> _Problem statement_: Copy out the records word for word, from the line containing "handler-input[interactable]: /select [104, 36, 241, 49]" through the line containing "254, 432, 263]".

Element and coordinate records
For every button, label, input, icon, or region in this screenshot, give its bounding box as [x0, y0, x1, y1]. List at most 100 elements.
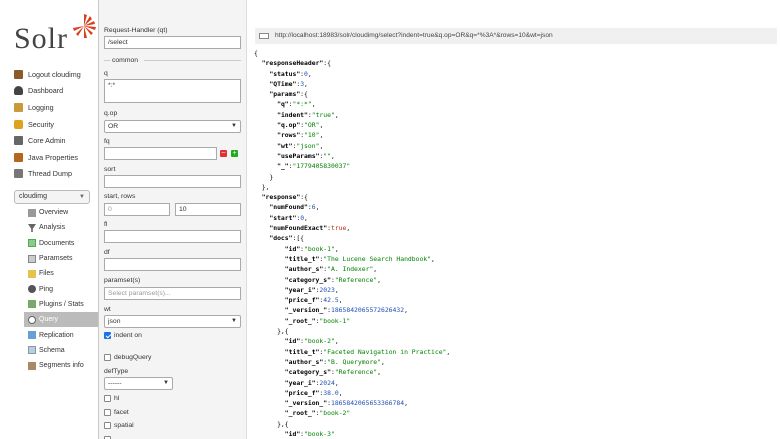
handler-input[interactable]: /select [104, 36, 241, 49]
core-item-query[interactable]: Query [24, 312, 98, 328]
json-numfound: 6 [311, 203, 316, 212]
doc-field: "book-2" [304, 337, 335, 346]
fieldset-line-right [144, 60, 241, 61]
qop-label: q.op [104, 110, 118, 117]
dashboard-icon [14, 86, 23, 96]
core-item-overview[interactable]: Overview [24, 205, 98, 220]
nav-java-properties-label: Java Properties [28, 152, 78, 162]
fq-input[interactable] [104, 147, 217, 160]
deftype-label: defType [104, 368, 129, 375]
json-q: "*:*" [292, 100, 312, 109]
core-item-label: Files [39, 270, 54, 278]
logo-text: Solr [14, 22, 69, 55]
java-properties-icon [14, 152, 23, 162]
segments-icon [28, 361, 36, 370]
json-response: { "responseHeader":{ "status":0, "QTime"… [254, 49, 451, 438]
df-input[interactable] [104, 258, 241, 271]
q-label: q [104, 70, 108, 77]
qop-select[interactable]: OR ▼ [104, 120, 241, 133]
funnel-icon [28, 223, 36, 232]
core-menu: Overview Analysis Documents Paramsets Fi… [24, 205, 98, 373]
nav-logging[interactable]: Logging [14, 99, 98, 116]
json-indent: "true" [311, 110, 335, 119]
nav-logout[interactable]: Logout cloudimg [14, 66, 98, 83]
remove-fq-button[interactable]: – [220, 149, 227, 157]
folder-icon [28, 269, 36, 278]
core-item-label: Paramsets [39, 255, 73, 263]
nav-java-properties[interactable]: Java Properties [14, 149, 98, 166]
facet-checkbox[interactable] [104, 409, 111, 416]
json-rows: "10" [304, 131, 320, 140]
wt-label: wt [104, 306, 111, 313]
paramsets-input[interactable]: Select paramset(s)... [104, 287, 241, 300]
doc-field: 42.5 [323, 296, 339, 305]
core-item-files[interactable]: Files [24, 266, 98, 281]
core-item-segments[interactable]: Segments info [24, 358, 98, 373]
left-navigation: Solr Logout cloudimg Dashboard Logging S… [0, 0, 98, 439]
fl-label: fl [104, 221, 108, 228]
chevron-down-icon: ▼ [231, 123, 237, 129]
sort-input[interactable] [104, 175, 241, 188]
logging-icon [14, 102, 23, 112]
json-qtime: 3 [300, 79, 305, 88]
core-admin-icon [14, 136, 23, 146]
core-item-plugins[interactable]: Plugins / Stats [24, 297, 98, 312]
core-selector-value: cloudimg [19, 193, 48, 200]
doc-field: "The Lucene Search Handbook" [323, 254, 432, 263]
core-item-replication[interactable]: Replication [24, 327, 98, 342]
doc-field: 1865842065572626432 [330, 306, 405, 315]
deftype-select[interactable]: ------ ▼ [104, 377, 173, 390]
core-item-analysis[interactable]: Analysis [24, 220, 98, 235]
doc-field: "A. Indexer" [327, 265, 374, 274]
doc-field: 2024 [319, 378, 335, 387]
doc-field: 38.0 [323, 388, 339, 397]
thread-dump-icon [14, 169, 23, 179]
add-fq-button[interactable]: + [231, 150, 238, 157]
doc-field: "Faceted Navigation in Practice" [323, 347, 447, 356]
nav-security-label: Security [28, 119, 54, 129]
common-legend: common [112, 57, 139, 64]
nav-security[interactable]: Security [14, 116, 98, 133]
start-input[interactable]: 0 [104, 203, 170, 216]
query-form: Request-Handler (qt) /select common q *:… [99, 0, 247, 439]
core-item-ping[interactable]: Ping [24, 281, 98, 296]
json-wt: "json" [296, 141, 320, 150]
wt-select[interactable]: json ▼ [104, 315, 241, 328]
nav-thread-dump[interactable]: Thread Dump [14, 166, 98, 183]
solr-sun-icon [73, 14, 96, 38]
paramsets-icon [28, 254, 36, 263]
spatial-checkbox[interactable] [104, 422, 111, 429]
core-item-label: Analysis [39, 224, 66, 232]
replication-icon [28, 331, 36, 340]
fl-input[interactable] [104, 230, 241, 243]
nav-core-admin-label: Core Admin [28, 136, 66, 146]
doc-field: 2023 [319, 285, 335, 294]
core-item-schema[interactable]: Schema [24, 343, 98, 358]
nav-logout-label: Logout cloudimg [28, 69, 81, 79]
rows-input[interactable]: 10 [175, 203, 241, 216]
core-item-paramsets[interactable]: Paramsets [24, 251, 98, 266]
hl-checkbox[interactable] [104, 395, 111, 402]
q-textarea[interactable]: *:* [104, 79, 241, 103]
json-underscore: "1779405830037" [292, 162, 351, 171]
nav-dashboard[interactable]: Dashboard [14, 83, 98, 100]
core-item-label: Replication [39, 331, 74, 339]
debugquery-checkbox[interactable] [104, 354, 111, 361]
deftype-value: ------ [108, 380, 122, 387]
link-icon [259, 33, 269, 39]
core-item-label: Query [39, 316, 59, 324]
core-selector[interactable]: cloudimg ▼ [14, 190, 90, 204]
request-url-bar[interactable]: http://localhost:18983/solr/cloudimg/sel… [255, 28, 777, 44]
doc-field: "Reference" [334, 275, 378, 284]
doc-field: 1865842065653366784 [330, 399, 405, 408]
nav-core-admin[interactable]: Core Admin [14, 132, 98, 149]
facet-label: facet [114, 409, 129, 416]
core-item-label: Segments info [39, 362, 84, 370]
json-useparams: "" [323, 151, 331, 160]
ping-icon [28, 285, 36, 294]
solr-logo[interactable]: Solr [14, 14, 96, 58]
core-item-documents[interactable]: Documents [24, 236, 98, 251]
doc-field: "book-1" [319, 316, 351, 325]
indent-checkbox[interactable] [104, 332, 111, 339]
json-qop: "OR" [304, 121, 320, 130]
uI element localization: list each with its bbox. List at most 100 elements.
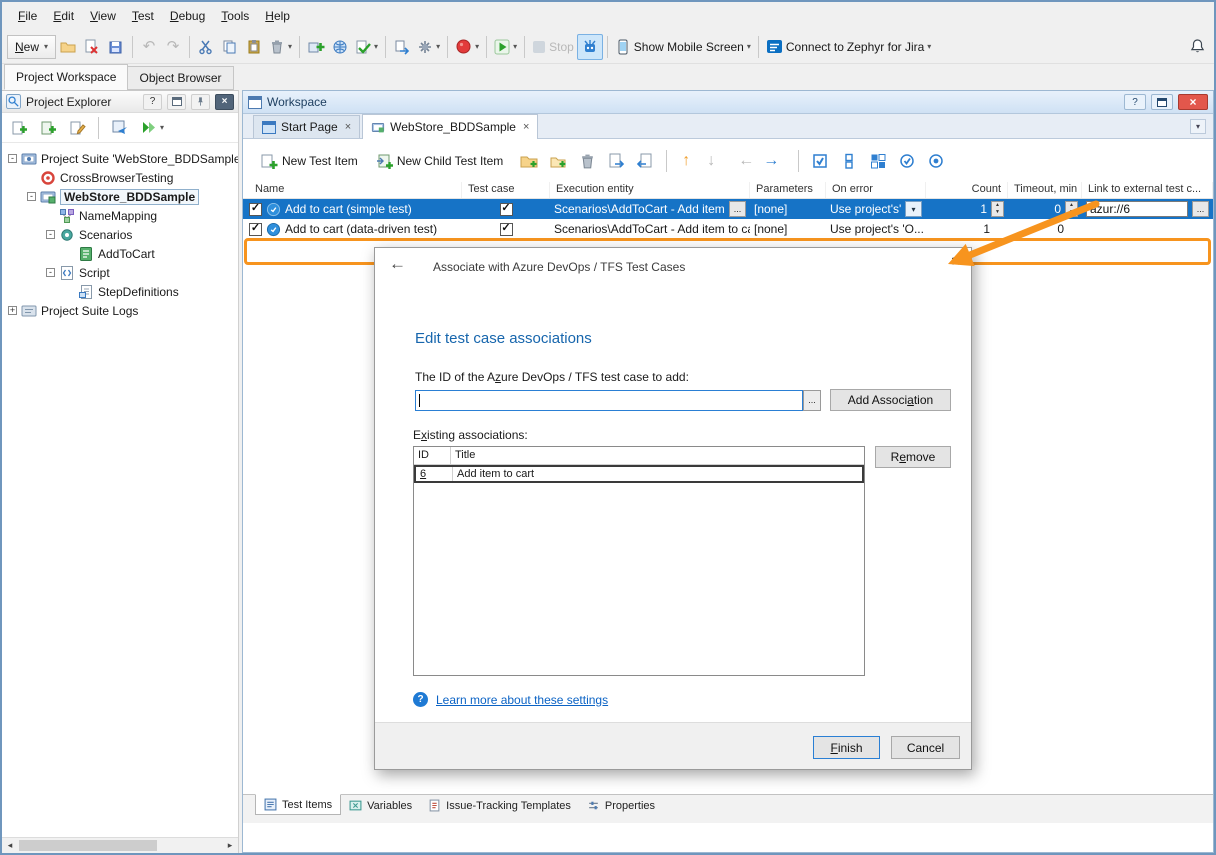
export-item-icon[interactable] [604,148,628,174]
menu-tools[interactable]: Tools [213,5,257,27]
column-header-count[interactable]: Count [926,182,1008,198]
on-error-dropdown[interactable]: ▾ [905,201,922,217]
workspace-restore-icon[interactable] [1151,94,1173,110]
redo-icon[interactable]: ↷ [161,34,185,60]
document-list-dropdown[interactable]: ▾ [1190,119,1206,134]
tree-item-project[interactable]: - WebStore_BDDSample [2,187,238,206]
run-options-caret[interactable]: ▾ [160,123,164,132]
pin-icon[interactable] [191,94,210,110]
add-association-button[interactable]: Add Association [830,389,951,411]
save-all-icon[interactable] [104,34,128,60]
undo-icon[interactable]: ↶ [137,34,161,60]
test-case-checkbox[interactable]: ✓ [500,203,513,216]
add-existing-item-icon[interactable] [36,115,60,141]
tree-item-project-suite[interactable]: - Project Suite 'WebStore_BDDSample' (1 [2,149,238,168]
checkpoint-icon[interactable]: ▾ [352,34,381,60]
tree-item-crossbrowsertesting[interactable]: CrossBrowserTesting [2,168,238,187]
horizontal-scrollbar[interactable]: ◂ ▸ [2,837,238,853]
menu-test[interactable]: Test [124,5,162,27]
tools-dropdown-caret[interactable]: ▾ [436,42,440,51]
count-spinner[interactable]: ▲▼ [991,201,1004,217]
expand-icon[interactable]: + [8,306,17,315]
menu-view[interactable]: View [82,5,124,27]
browse-ellipsis-button[interactable]: ... [729,201,746,217]
check-all-icon[interactable] [808,148,832,174]
test-case-checkbox[interactable]: ✓ [500,223,513,236]
menu-file[interactable]: File [10,5,45,27]
tree-item-stepdefinitions[interactable]: StepDefinitions [2,282,238,301]
zephyr-connect-button[interactable]: Connect to Zephyr for Jira ▾ [763,34,934,60]
notifications-bell-icon[interactable] [1185,34,1209,60]
panel-close-icon[interactable]: × [215,94,234,110]
scroll-right-icon[interactable]: ▸ [222,838,238,853]
edit-item-icon[interactable] [65,115,89,141]
run-icon[interactable]: ▾ [491,34,520,60]
column-header-link[interactable]: Link to external test c... [1082,182,1213,198]
copy-icon[interactable] [218,34,242,60]
tree-item-script[interactable]: - Script [2,263,238,282]
tab-project-workspace[interactable]: Project Workspace [4,64,128,90]
execution-entity-value[interactable]: Scenarios\AddToCart - Add item to cart .… [550,219,750,239]
tab-webstore-bddsample[interactable]: WebStore_BDDSample × [362,114,538,139]
move-left-icon[interactable]: ← [736,152,756,170]
mobile-screen-button[interactable]: Show Mobile Screen ▾ [612,34,754,60]
check-selected-icon[interactable] [895,148,919,174]
delete-dropdown-caret[interactable]: ▾ [288,42,292,51]
timeout-spinner[interactable]: ▲▼ [1065,201,1078,217]
run-dropdown-caret[interactable]: ▾ [513,42,517,51]
back-icon[interactable]: ← [389,254,406,274]
column-header-test-case[interactable]: Test case [462,182,550,198]
external-link-value[interactable] [1082,219,1213,239]
tab-start-page[interactable]: Start Page × [253,115,360,138]
collapse-icon[interactable]: - [46,230,55,239]
collapse-icon[interactable]: - [8,154,17,163]
paste-icon[interactable] [242,34,266,60]
id-browse-button[interactable]: ... [803,390,821,411]
add-new-item-icon[interactable] [7,115,31,141]
workspace-help-icon[interactable]: ? [1124,94,1146,110]
virtual-browsers-icon[interactable] [577,34,603,60]
move-down-icon[interactable]: ↓ [701,152,721,170]
scrollbar-thumb[interactable] [19,840,157,851]
tree-item-addtocart[interactable]: AddToCart [2,244,238,263]
tree-item-scenarios[interactable]: - Scenarios [2,225,238,244]
move-right-icon[interactable]: → [761,152,781,170]
remove-button[interactable]: Remove [875,446,951,468]
checkpoint-dropdown-caret[interactable]: ▾ [374,42,378,51]
on-error-value[interactable]: Use project's 'O... [826,219,926,239]
count-value[interactable]: 1 [926,219,1008,239]
column-header-timeout[interactable]: Timeout, min [1008,182,1082,198]
delete-test-item-icon[interactable] [575,148,599,174]
workspace-close-icon[interactable]: × [1178,94,1208,110]
menu-help[interactable]: Help [257,5,298,27]
cut-icon[interactable] [194,34,218,60]
count-value[interactable]: 1 [980,202,987,216]
collapse-icon[interactable]: - [27,192,36,201]
associations-list[interactable]: ID Title 6 Add item to cart [413,446,865,676]
external-link-input[interactable]: azur://6 [1086,201,1188,217]
tab-properties[interactable]: Properties [579,795,663,816]
tab-variables[interactable]: Variables [341,795,420,816]
zephyr-dropdown-caret[interactable]: ▾ [927,42,931,51]
new-group-icon[interactable] [517,148,541,174]
link-browse-button[interactable]: ... [1192,201,1209,217]
timeout-value[interactable]: 0 [1054,202,1061,216]
table-row[interactable]: ✓ Add to cart (data-driven test) ✓ Scena… [243,219,1213,239]
close-file-icon[interactable] [80,34,104,60]
new-button[interactable]: New ▾ [7,35,56,59]
record-dropdown-caret[interactable]: ▾ [475,42,479,51]
tree-item-project-suite-logs[interactable]: + Project Suite Logs [2,301,238,320]
import-item-icon[interactable] [633,148,657,174]
dialog-close-icon[interactable]: × [951,253,960,270]
panel-window-icon[interactable] [167,94,186,110]
finish-button[interactable]: Finish [813,736,880,759]
menu-edit[interactable]: Edit [45,5,82,27]
tab-issue-tracking-templates[interactable]: Issue-Tracking Templates [420,795,579,816]
learn-more-link[interactable]: Learn more about these settings [436,693,608,707]
tree-item-namemapping[interactable]: NameMapping [2,206,238,225]
column-header-title[interactable]: Title [451,447,864,464]
delete-icon[interactable]: ▾ [266,34,295,60]
uncheck-all-icon[interactable] [837,148,861,174]
collapse-icon[interactable]: - [46,268,55,277]
web-test-icon[interactable] [328,34,352,60]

> _Written response_:
handler-input[interactable]: /select [104, 36, 241, 49]
core-item-query[interactable]: Query [24, 312, 98, 328]
json-numfound: 6 [311, 203, 316, 212]
doc-field: "book-2" [304, 337, 335, 346]
fieldset-line-right [144, 60, 241, 61]
qop-label: q.op [104, 110, 118, 117]
dashboard-icon [14, 86, 23, 96]
core-item-overview[interactable]: Overview [24, 205, 98, 220]
nav-java-properties-label: Java Properties [28, 152, 78, 162]
fq-input[interactable] [104, 147, 217, 160]
deftype-label: defType [104, 368, 129, 375]
json-q: "*:*" [292, 100, 312, 109]
core-item-label: Files [39, 270, 54, 278]
logo-text: Solr [14, 22, 69, 55]
java-properties-icon [14, 152, 23, 162]
segments-icon [28, 361, 36, 370]
json-response: { "responseHeader":{ "status":0, "QTime"… [254, 49, 451, 438]
df-input[interactable] [104, 258, 241, 271]
q-label: q [104, 70, 108, 77]
qop-select[interactable]: OR ▼ [104, 120, 241, 133]
funnel-icon [28, 223, 36, 232]
core-menu: Overview Analysis Documents Paramsets Fi… [24, 205, 98, 373]
nav-logging[interactable]: Logging [14, 99, 98, 116]
json-indent: "true" [311, 110, 335, 119]
nav-logout[interactable]: Logout cloudimg [14, 66, 98, 83]
remove-fq-button[interactable]: – [220, 149, 227, 157]
folder-icon [28, 269, 36, 278]
core-item-label: Paramsets [39, 255, 73, 263]
nav-java-properties[interactable]: Java Properties [14, 149, 98, 166]
facet-checkbox[interactable] [104, 409, 111, 416]
json-rows: "10" [304, 131, 320, 140]
wt-label: wt [104, 306, 111, 313]
paramsets-input[interactable]: Select paramset(s)... [104, 287, 241, 300]
doc-field: 42.5 [323, 296, 339, 305]
core-item-files[interactable]: Files [24, 266, 98, 281]
core-item-segments[interactable]: Segments info [24, 358, 98, 373]
left-navigation: Solr Logout cloudimg Dashboard Logging S… [0, 0, 98, 439]
fl-label: fl [104, 221, 108, 228]
chevron-down-icon: ▼ [231, 123, 237, 129]
sort-input[interactable] [104, 175, 241, 188]
logging-icon [14, 102, 23, 112]
json-qtime: 3 [300, 79, 305, 88]
core-admin-icon [14, 136, 23, 146]
core-item-plugins[interactable]: Plugins / Stats [24, 297, 98, 312]
core-selector-value: cloudimg [19, 193, 48, 200]
doc-field: "The Lucene Search Handbook" [323, 254, 432, 263]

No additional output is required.